# PROBLEM DESCRIPTION
What follows is a block of records; reproduce all of it verbatim.

┄┄┄┄┄┄┄┄┄┄┄┄┄┄┄┄┄┄┄┄

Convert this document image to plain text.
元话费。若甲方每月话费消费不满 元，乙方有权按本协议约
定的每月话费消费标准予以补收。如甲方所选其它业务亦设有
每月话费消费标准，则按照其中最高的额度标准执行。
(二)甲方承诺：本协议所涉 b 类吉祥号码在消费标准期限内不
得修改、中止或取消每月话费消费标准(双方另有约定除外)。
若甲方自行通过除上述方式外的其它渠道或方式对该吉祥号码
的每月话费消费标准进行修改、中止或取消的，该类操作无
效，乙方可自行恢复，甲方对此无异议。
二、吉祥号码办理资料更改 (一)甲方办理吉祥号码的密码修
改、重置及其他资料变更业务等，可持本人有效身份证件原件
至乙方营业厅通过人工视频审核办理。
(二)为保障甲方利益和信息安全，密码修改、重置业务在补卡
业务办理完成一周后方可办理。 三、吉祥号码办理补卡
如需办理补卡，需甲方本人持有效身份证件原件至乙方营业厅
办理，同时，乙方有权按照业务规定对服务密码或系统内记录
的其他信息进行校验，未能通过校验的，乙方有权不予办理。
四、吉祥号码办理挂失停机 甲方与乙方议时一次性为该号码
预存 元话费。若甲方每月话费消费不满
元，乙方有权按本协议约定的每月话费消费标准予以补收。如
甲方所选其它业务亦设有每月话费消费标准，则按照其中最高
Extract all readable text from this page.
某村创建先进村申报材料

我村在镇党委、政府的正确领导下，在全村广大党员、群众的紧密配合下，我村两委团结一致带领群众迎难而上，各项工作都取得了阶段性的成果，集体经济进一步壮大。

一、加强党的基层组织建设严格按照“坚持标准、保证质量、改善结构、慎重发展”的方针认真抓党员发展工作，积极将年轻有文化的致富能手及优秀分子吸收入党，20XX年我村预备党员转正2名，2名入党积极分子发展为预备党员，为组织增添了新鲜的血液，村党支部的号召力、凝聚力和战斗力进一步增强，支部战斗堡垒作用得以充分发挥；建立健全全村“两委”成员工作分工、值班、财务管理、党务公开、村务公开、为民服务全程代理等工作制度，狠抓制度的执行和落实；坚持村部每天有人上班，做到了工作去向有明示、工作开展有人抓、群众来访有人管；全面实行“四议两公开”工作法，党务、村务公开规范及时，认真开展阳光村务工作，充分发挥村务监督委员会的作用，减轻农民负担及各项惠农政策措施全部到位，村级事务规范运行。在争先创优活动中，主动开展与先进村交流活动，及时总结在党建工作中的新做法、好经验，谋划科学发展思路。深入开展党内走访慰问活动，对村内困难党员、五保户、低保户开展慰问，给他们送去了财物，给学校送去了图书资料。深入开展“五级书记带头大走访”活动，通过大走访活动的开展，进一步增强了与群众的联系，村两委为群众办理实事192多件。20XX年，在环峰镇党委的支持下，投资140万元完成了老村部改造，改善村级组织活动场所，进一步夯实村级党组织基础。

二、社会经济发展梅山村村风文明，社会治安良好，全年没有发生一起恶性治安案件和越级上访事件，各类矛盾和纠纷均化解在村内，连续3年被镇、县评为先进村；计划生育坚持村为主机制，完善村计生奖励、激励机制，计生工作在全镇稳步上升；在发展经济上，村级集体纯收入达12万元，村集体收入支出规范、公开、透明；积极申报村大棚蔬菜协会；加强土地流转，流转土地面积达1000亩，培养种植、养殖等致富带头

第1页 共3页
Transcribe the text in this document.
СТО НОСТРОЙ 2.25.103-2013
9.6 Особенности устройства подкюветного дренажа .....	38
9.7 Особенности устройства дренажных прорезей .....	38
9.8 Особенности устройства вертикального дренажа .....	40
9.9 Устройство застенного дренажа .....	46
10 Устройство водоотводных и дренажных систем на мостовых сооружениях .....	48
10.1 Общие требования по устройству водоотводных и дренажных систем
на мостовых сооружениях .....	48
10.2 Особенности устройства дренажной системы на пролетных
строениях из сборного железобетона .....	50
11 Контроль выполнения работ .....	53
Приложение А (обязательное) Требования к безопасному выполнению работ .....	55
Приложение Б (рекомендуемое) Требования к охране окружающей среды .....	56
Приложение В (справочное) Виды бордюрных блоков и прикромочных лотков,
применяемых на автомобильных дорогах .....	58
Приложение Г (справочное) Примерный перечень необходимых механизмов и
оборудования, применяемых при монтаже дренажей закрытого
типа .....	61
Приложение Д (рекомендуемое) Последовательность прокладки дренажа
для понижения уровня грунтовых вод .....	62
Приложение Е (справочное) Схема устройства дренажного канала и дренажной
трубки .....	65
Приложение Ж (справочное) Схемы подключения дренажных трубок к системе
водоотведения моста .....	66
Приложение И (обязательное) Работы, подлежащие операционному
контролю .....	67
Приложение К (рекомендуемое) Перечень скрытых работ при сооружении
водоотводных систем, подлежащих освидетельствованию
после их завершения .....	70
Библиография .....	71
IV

┄┄┄┄┄┄┄┄┄┄┄┄┄┄┄┄┄┄┄┄

# RESULT
Convert this document image to plain text.
元话费。若甲方每月话费消费不满 元，乙方有权按本协议约
定的每月话费消费标准予以补收。如甲方所选其它业务亦设有
每月话费消费标准，则按照其中最高的额度标准执行。
(二)甲方承诺：本协议所涉 b 类吉祥号码在消费标准期限内不
得修改、中止或取消每月话费消费标准(双方另有约定除外)。
若甲方自行通过除上述方式外的其它渠道或方式对该吉祥号码
的每月话费消费标准进行修改、中止或取消的，该类操作无
效，乙方可自行恢复，甲方对此无异议。
二、吉祥号码办理资料更改 (一)甲方办理吉祥号码的密码修
改、重置及其他资料变更业务等，可持本人有效身份证件原件
至乙方营业厅通过人工视频审核办理。
(二)为保障甲方利益和信息安全，密码修改、重置业务在补卡
业务办理完成一周后方可办理。 三、吉祥号码办理补卡
如需办理补卡，需甲方本人持有效身份证件原件至乙方营业厅
办理，同时，乙方有权按照业务规定对服务密码或系统内记录
的其他信息进行校验，未能通过校验的，乙方有权不予办理。
四、吉祥号码办理挂失停机 甲方与乙方议时一次性为该号码
预存 元话费。若甲方每月话费消费不满
元，乙方有权按本协议约定的每月话费消费标准予以补收。如
甲方所选其它业务亦设有每月话费消费标准，则按照其中最高
Extract all readable text from this page.
某村创建先进村申报材料

我村在镇党委、政府的正确领导下，在全村广大党员、群众的紧密配合下，我村两委团结一致带领群众迎难而上，各项工作都取得了阶段性的成果，集体经济进一步壮大。

一、加强党的基层组织建设严格按照“坚持标准、保证质量、改善结构、慎重发展”的方针认真抓党员发展工作，积极将年轻有文化的致富能手及优秀分子吸收入党，20XX年我村预备党员转正2名，2名入党积极分子发展为预备党员，为组织增添了新鲜的血液，村党支部的号召力、凝聚力和战斗力进一步增强，支部战斗堡垒作用得以充分发挥；建立健全全村“两委”成员工作分工、值班、财务管理、党务公开、村务公开、为民服务全程代理等工作制度，狠抓制度的执行和落实；坚持村部每天有人上班，做到了工作去向有明示、工作开展有人抓、群众来访有人管；全面实行“四议两公开”工作法，党务、村务公开规范及时，认真开展阳光村务工作，充分发挥村务监督委员会的作用，减轻农民负担及各项惠农政策措施全部到位，村级事务规范运行。在争先创优活动中，主动开展与先进村交流活动，及时总结在党建工作中的新做法、好经验，谋划科学发展思路。深入开展党内走访慰问活动，对村内困难党员、五保户、低保户开展慰问，给他们送去了财物，给学校送去了图书资料。深入开展“五级书记带头大走访”活动，通过大走访活动的开展，进一步增强了与群众的联系，村两委为群众办理实事192多件。20XX年，在环峰镇党委的支持下，投资140万元完成了老村部改造，改善村级组织活动场所，进一步夯实村级党组织基础。

二、社会经济发展梅山村村风文明，社会治安良好，全年没有发生一起恶性治安案件和越级上访事件，各类矛盾和纠纷均化解在村内，连续3年被镇、县评为先进村；计划生育坚持村为主机制，完善村计生奖励、激励机制，计生工作在全镇稳步上升；在发展经济上，村级集体纯收入达12万元，村集体收入支出规范、公开、透明；积极申报村大棚蔬菜协会；加强土地流转，流转土地面积达1000亩，培养种植、养殖等致富带头

第1页 共3页
Transcribe the text in this document.
СТО НОСТРОЙ 2.25.103-2013
9.6 Особенности устройства подкюветного дренажа .....	38
9.7 Особенности устройства дренажных прорезей .....	38
9.8 Особенности устройства вертикального дренажа .....	40
9.9 Устройство застенного дренажа .....	46
10 Устройство водоотводных и дренажных систем на мостовых сооружениях .....	48
10.1 Общие требования по устройству водоотводных и дренажных систем
на мостовых сооружениях .....	48
10.2 Особенности устройства дренажной системы на пролетных
строениях из сборного железобетона .....	50
11 Контроль выполнения работ .....	53
Приложение А (обязательное) Требования к безопасному выполнению работ .....	55
Приложение Б (рекомендуемое) Требования к охране окружающей среды .....	56
Приложение В (справочное) Виды бордюрных блоков и прикромочных лотков,
применяемых на автомобильных дорогах .....	58
Приложение Г (справочное) Примерный перечень необходимых механизмов и
оборудования, применяемых при монтаже дренажей закрытого
типа .....	61
Приложение Д (рекомендуемое) Последовательность прокладки дренажа
для понижения уровня грунтовых вод .....	62
Приложение Е (справочное) Схема устройства дренажного канала и дренажной
трубки .....	65
Приложение Ж (справочное) Схемы подключения дренажных трубок к системе
водоотведения моста .....	66
Приложение И (обязательное) Работы, подлежащие операционному
контролю .....	67
Приложение К (рекомендуемое) Перечень скрытых работ при сооружении
водоотводных систем, подлежащих освидетельствованию
после их завершения .....	70
Библиография .....	71
IV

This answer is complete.